[Instruction]
Identify the lines that contain the string "пару" and report only how many there are.

[Data records]

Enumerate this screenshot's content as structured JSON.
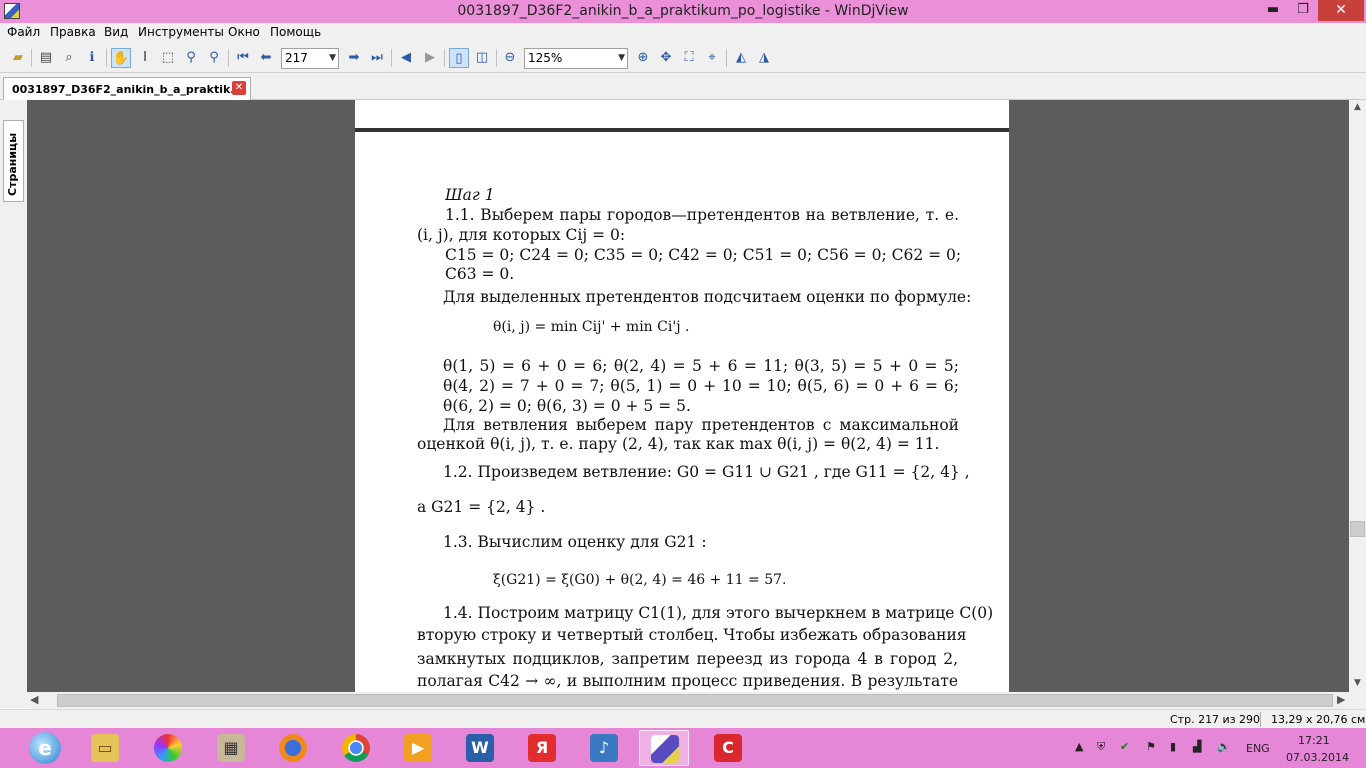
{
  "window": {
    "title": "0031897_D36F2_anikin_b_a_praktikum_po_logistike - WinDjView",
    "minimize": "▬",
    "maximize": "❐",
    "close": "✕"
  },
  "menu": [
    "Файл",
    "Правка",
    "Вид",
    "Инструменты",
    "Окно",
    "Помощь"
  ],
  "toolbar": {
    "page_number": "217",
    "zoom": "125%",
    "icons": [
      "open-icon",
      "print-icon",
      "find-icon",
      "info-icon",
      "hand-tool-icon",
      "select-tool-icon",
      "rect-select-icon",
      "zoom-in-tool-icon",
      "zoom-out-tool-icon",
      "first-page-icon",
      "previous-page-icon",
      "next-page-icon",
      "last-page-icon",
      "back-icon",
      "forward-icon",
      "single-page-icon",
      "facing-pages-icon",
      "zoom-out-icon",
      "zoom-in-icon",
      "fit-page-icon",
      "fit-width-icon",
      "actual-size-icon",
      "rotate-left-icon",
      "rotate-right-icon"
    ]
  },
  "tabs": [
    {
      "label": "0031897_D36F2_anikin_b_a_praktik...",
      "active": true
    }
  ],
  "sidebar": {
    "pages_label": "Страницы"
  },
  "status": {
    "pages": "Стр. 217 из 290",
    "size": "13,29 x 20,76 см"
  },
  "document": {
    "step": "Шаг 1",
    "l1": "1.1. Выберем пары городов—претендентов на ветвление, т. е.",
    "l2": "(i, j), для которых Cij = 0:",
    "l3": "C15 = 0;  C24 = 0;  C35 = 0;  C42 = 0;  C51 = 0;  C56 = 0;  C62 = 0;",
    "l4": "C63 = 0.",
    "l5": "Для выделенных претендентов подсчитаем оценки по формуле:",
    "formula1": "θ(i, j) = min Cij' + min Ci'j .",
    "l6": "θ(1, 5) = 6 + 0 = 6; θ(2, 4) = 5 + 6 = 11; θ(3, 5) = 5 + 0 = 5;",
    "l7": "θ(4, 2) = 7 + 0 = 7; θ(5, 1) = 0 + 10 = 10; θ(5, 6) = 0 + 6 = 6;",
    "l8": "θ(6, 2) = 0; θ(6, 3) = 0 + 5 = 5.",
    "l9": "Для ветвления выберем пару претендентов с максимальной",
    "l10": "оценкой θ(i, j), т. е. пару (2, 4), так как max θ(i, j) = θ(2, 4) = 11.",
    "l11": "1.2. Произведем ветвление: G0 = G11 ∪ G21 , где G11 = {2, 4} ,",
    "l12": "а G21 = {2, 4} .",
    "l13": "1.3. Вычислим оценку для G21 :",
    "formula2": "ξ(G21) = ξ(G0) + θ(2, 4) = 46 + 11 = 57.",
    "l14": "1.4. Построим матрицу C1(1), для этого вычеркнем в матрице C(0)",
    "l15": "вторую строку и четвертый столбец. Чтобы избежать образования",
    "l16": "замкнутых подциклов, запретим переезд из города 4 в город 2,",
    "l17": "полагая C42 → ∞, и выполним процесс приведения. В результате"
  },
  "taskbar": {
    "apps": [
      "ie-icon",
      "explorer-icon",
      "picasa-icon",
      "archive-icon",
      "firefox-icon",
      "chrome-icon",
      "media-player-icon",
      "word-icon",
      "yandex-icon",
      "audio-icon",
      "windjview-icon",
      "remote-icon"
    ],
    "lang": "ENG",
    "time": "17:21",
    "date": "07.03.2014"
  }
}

---

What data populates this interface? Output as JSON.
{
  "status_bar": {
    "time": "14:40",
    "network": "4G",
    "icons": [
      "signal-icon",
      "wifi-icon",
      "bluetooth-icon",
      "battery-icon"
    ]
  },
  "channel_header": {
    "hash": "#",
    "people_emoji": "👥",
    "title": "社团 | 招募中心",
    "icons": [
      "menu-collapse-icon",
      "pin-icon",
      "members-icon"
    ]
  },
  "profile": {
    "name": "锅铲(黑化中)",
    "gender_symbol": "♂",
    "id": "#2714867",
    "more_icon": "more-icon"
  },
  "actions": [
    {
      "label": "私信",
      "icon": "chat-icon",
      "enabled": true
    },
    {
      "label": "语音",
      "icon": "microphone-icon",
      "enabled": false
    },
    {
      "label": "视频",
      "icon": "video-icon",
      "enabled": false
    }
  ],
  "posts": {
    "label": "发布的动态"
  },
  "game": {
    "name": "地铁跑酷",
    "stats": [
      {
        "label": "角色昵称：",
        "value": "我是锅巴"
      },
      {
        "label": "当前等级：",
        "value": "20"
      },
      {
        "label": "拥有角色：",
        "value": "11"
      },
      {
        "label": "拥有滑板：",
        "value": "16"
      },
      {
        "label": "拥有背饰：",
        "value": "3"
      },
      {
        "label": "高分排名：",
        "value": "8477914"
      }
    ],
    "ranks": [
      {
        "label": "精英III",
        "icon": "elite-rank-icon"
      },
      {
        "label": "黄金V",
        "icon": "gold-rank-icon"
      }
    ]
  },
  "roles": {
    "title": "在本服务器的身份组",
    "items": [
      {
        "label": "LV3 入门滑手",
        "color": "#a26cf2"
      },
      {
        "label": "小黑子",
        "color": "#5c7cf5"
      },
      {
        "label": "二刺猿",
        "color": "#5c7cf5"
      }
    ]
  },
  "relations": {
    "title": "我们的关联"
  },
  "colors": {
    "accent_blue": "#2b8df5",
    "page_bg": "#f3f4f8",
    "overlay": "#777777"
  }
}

[Written reply]
2